Your objective | Retype every entry exactly, character for character.

Dataset entries |
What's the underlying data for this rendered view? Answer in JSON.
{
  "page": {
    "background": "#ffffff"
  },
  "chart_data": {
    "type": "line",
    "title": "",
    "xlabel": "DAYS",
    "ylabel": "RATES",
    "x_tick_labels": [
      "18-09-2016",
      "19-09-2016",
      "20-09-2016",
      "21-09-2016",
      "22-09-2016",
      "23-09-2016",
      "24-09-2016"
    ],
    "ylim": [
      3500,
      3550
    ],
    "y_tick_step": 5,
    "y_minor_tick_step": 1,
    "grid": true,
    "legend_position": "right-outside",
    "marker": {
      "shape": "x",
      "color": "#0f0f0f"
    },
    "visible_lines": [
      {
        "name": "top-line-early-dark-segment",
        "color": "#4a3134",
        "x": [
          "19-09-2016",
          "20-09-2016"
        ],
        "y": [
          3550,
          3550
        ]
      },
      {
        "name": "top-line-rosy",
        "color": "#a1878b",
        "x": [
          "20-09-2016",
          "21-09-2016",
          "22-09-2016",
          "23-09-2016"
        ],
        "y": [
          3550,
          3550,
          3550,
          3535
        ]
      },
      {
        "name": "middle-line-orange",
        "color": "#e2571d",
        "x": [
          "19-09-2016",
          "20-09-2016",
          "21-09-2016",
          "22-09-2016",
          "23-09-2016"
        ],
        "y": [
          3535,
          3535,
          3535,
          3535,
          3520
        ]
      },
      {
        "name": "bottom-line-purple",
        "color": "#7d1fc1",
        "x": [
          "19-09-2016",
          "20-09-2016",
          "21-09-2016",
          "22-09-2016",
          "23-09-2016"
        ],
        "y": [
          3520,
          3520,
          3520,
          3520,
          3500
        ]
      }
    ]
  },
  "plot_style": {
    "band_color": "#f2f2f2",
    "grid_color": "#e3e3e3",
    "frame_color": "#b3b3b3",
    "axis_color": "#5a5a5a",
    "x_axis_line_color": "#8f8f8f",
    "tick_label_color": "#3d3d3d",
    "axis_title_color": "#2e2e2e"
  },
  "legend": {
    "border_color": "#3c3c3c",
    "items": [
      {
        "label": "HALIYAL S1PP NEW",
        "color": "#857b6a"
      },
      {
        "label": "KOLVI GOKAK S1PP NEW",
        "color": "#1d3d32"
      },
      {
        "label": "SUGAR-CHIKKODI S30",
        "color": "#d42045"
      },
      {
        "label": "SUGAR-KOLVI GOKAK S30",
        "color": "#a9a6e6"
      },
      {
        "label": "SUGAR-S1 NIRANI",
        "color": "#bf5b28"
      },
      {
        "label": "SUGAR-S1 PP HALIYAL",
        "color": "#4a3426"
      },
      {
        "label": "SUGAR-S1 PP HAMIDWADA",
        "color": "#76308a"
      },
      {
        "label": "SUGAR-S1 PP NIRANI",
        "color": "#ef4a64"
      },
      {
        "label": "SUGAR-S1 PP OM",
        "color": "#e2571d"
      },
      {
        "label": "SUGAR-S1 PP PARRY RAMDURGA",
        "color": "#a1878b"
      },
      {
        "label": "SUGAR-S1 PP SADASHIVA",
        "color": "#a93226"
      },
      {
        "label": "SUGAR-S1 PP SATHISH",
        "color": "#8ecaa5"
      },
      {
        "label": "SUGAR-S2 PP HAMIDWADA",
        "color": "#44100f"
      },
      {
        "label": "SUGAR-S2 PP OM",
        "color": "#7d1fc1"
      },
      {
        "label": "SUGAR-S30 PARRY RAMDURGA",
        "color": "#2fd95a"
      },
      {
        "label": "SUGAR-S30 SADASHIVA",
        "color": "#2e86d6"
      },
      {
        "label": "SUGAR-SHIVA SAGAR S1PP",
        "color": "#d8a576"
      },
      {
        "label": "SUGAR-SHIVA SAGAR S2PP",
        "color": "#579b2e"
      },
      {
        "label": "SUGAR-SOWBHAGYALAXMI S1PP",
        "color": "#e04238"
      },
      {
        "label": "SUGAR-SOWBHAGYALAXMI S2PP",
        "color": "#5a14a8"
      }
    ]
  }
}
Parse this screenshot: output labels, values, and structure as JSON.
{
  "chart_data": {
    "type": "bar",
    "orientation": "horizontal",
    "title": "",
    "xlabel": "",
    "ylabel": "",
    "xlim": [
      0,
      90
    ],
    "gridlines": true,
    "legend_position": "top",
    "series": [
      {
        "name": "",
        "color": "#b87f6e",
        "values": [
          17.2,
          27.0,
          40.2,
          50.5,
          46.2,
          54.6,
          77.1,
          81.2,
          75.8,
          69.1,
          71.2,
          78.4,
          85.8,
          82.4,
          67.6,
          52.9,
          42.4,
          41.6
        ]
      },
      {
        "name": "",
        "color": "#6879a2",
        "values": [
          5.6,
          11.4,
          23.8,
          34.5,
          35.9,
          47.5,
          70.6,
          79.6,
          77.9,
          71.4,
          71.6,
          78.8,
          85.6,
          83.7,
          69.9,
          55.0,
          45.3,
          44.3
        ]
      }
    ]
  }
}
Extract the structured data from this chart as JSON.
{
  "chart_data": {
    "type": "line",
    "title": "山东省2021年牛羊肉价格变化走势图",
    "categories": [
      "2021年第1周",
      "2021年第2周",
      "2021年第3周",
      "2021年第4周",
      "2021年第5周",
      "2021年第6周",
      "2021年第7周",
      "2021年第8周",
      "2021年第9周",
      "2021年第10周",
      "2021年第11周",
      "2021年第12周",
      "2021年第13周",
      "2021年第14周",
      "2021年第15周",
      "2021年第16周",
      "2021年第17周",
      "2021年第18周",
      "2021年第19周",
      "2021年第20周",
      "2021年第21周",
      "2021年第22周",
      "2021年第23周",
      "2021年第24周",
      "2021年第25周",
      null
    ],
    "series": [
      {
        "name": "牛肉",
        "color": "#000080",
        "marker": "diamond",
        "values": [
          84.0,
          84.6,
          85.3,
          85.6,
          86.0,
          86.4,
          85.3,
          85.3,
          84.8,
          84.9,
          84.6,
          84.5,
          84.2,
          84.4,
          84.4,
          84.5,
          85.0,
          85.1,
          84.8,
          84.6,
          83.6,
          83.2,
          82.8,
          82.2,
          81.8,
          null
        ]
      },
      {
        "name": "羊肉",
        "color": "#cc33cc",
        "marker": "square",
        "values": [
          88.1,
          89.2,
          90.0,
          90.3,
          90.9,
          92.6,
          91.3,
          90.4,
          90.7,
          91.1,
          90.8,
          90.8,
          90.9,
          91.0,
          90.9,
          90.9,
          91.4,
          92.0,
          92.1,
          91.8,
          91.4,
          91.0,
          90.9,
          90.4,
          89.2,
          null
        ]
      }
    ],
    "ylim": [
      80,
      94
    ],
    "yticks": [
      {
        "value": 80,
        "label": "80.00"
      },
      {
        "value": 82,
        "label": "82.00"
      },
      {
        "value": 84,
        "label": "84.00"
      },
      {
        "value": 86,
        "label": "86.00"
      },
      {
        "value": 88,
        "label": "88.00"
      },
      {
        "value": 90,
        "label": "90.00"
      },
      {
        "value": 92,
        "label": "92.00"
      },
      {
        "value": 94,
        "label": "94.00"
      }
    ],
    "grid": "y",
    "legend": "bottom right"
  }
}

Task response |
What's the underlying data for this rendered view? Answer in JSON.
{
  "page": {
    "background": "#ffffff"
  },
  "chart_data": {
    "type": "line",
    "title": "",
    "xlabel": "DAYS",
    "ylabel": "RATES",
    "x_tick_labels": [
      "18-09-2016",
      "19-09-2016",
      "20-09-2016",
      "21-09-2016",
      "22-09-2016",
      "23-09-2016",
      "24-09-2016"
    ],
    "ylim": [
      3500,
      3550
    ],
    "y_tick_step": 5,
    "y_minor_tick_step": 1,
    "grid": true,
    "legend_position": "right-outside",
    "marker": {
      "shape": "x",
      "color": "#0f0f0f"
    },
    "visible_lines": [
      {
        "name": "top-line-early-dark-segment",
        "color": "#4a3134",
        "x": [
          "19-09-2016",
          "20-09-2016"
        ],
        "y": [
          3550,
          3550
        ]
      },
      {
        "name": "top-line-rosy",
        "color": "#a1878b",
        "x": [
          "20-09-2016",
          "21-09-2016",
          "22-09-2016",
          "23-09-2016"
        ],
        "y": [
          3550,
          3550,
          3550,
          3535
        ]
      },
      {
        "name": "middle-line-orange",
        "color": "#e2571d",
        "x": [
          "19-09-2016",
          "20-09-2016",
          "21-09-2016",
          "22-09-2016",
          "23-09-2016"
        ],
        "y": [
          3535,
          3535,
          3535,
          3535,
          3520
        ]
      },
      {
        "name": "bottom-line-purple",
        "color": "#7d1fc1",
        "x": [
          "19-09-2016",
          "20-09-2016",
          "21-09-2016",
          "22-09-2016",
          "23-09-2016"
        ],
        "y": [
          3520,
          3520,
          3520,
          3520,
          3500
        ]
      }
    ]
  },
  "plot_style": {
    "band_color": "#f2f2f2",
    "grid_color": "#e3e3e3",
    "frame_color": "#b3b3b3",
    "axis_color": "#5a5a5a",
    "x_axis_line_color": "#8f8f8f",
    "tick_label_color": "#3d3d3d",
    "axis_title_color": "#2e2e2e"
  },
  "legend": {
    "border_color": "#3c3c3c",
    "items": [
      {
        "label": "HALIYAL S1PP NEW",
        "color": "#857b6a"
      },
      {
        "label": "KOLVI GOKAK S1PP NEW",
        "color": "#1d3d32"
      },
      {
        "label": "SUGAR-CHIKKODI S30",
        "color": "#d42045"
      },
      {
        "label": "SUGAR-KOLVI GOKAK S30",
        "color": "#a9a6e6"
      },
      {
        "label": "SUGAR-S1 NIRANI",
        "color": "#bf5b28"
      },
      {
        "label": "SUGAR-S1 PP HALIYAL",
        "color": "#4a3426"
      },
      {
        "label": "SUGAR-S1 PP HAMIDWADA",
        "color": "#76308a"
      },
      {
        "label": "SUGAR-S1 PP NIRANI",
        "color": "#ef4a64"
      },
      {
        "label": "SUGAR-S1 PP OM",
        "color": "#e2571d"
      },
      {
        "label": "SUGAR-S1 PP PARRY RAMDURGA",
        "color": "#a1878b"
      },
      {
        "label": "SUGAR-S1 PP SADASHIVA",
        "color": "#a93226"
      },
      {
        "label": "SUGAR-S1 PP SATHISH",
        "color": "#8ecaa5"
      },
      {
        "label": "SUGAR-S2 PP HAMIDWADA",
        "color": "#44100f"
      },
      {
        "label": "SUGAR-S2 PP OM",
        "color": "#7d1fc1"
      },
      {
        "label": "SUGAR-S30 PARRY RAMDURGA",
        "color": "#2fd95a"
      },
      {
        "label": "SUGAR-S30 SADASHIVA",
        "color": "#2e86d6"
      },
      {
        "label": "SUGAR-SHIVA SAGAR S1PP",
        "color": "#d8a576"
      },
      {
        "label": "SUGAR-SHIVA SAGAR S2PP",
        "color": "#579b2e"
      },
      {
        "label": "SUGAR-SOWBHAGYALAXMI S1PP",
        "color": "#e04238"
      },
      {
        "label": "SUGAR-SOWBHAGYALAXMI S2PP",
        "color": "#5a14a8"
      }
    ]
  }
}
Parse this screenshot: output labels, values, and structure as JSON.
{
  "chart_data": {
    "type": "bar",
    "orientation": "horizontal",
    "title": "",
    "xlabel": "",
    "ylabel": "",
    "xlim": [
      0,
      90
    ],
    "gridlines": true,
    "legend_position": "top",
    "series": [
      {
        "name": "",
        "color": "#b87f6e",
        "values": [
          17.2,
          27.0,
          40.2,
          50.5,
          46.2,
          54.6,
          77.1,
          81.2,
          75.8,
          69.1,
          71.2,
          78.4,
          85.8,
          82.4,
          67.6,
          52.9,
          42.4,
          41.6
        ]
      },
      {
        "name": "",
        "color": "#6879a2",
        "values": [
          5.6,
          11.4,
          23.8,
          34.5,
          35.9,
          47.5,
          70.6,
          79.6,
          77.9,
          71.4,
          71.6,
          78.8,
          85.6,
          83.7,
          69.9,
          55.0,
          45.3,
          44.3
        ]
      }
    ]
  }
}
Extract the structured data from this chart as JSON.
{
  "chart_data": {
    "type": "line",
    "title": "山东省2021年牛羊肉价格变化走势图",
    "categories": [
      "2021年第1周",
      "2021年第2周",
      "2021年第3周",
      "2021年第4周",
      "2021年第5周",
      "2021年第6周",
      "2021年第7周",
      "2021年第8周",
      "2021年第9周",
      "2021年第10周",
      "2021年第11周",
      "2021年第12周",
      "2021年第13周",
      "2021年第14周",
      "2021年第15周",
      "2021年第16周",
      "2021年第17周",
      "2021年第18周",
      "2021年第19周",
      "2021年第20周",
      "2021年第21周",
      "2021年第22周",
      "2021年第23周",
      "2021年第24周",
      "2021年第25周",
      null
    ],
    "series": [
      {
        "name": "牛肉",
        "color": "#000080",
        "marker": "diamond",
        "values": [
          84.0,
          84.6,
          85.3,
          85.6,
          86.0,
          86.4,
          85.3,
          85.3,
          84.8,
          84.9,
          84.6,
          84.5,
          84.2,
          84.4,
          84.4,
          84.5,
          85.0,
          85.1,
          84.8,
          84.6,
          83.6,
          83.2,
          82.8,
          82.2,
          81.8,
          null
        ]
      },
      {
        "name": "羊肉",
        "color": "#cc33cc",
        "marker": "square",
        "values": [
          88.1,
          89.2,
          90.0,
          90.3,
          90.9,
          92.6,
          91.3,
          90.4,
          90.7,
          91.1,
          90.8,
          90.8,
          90.9,
          91.0,
          90.9,
          90.9,
          91.4,
          92.0,
          92.1,
          91.8,
          91.4,
          91.0,
          90.9,
          90.4,
          89.2,
          null
        ]
      }
    ],
    "ylim": [
      80,
      94
    ],
    "yticks": [
      {
        "value": 80,
        "label": "80.00"
      },
      {
        "value": 82,
        "label": "82.00"
      },
      {
        "value": 84,
        "label": "84.00"
      },
      {
        "value": 86,
        "label": "86.00"
      },
      {
        "value": 88,
        "label": "88.00"
      },
      {
        "value": 90,
        "label": "90.00"
      },
      {
        "value": 92,
        "label": "92.00"
      },
      {
        "value": 94,
        "label": "94.00"
      }
    ],
    "grid": "y",
    "legend": "bottom right"
  }
}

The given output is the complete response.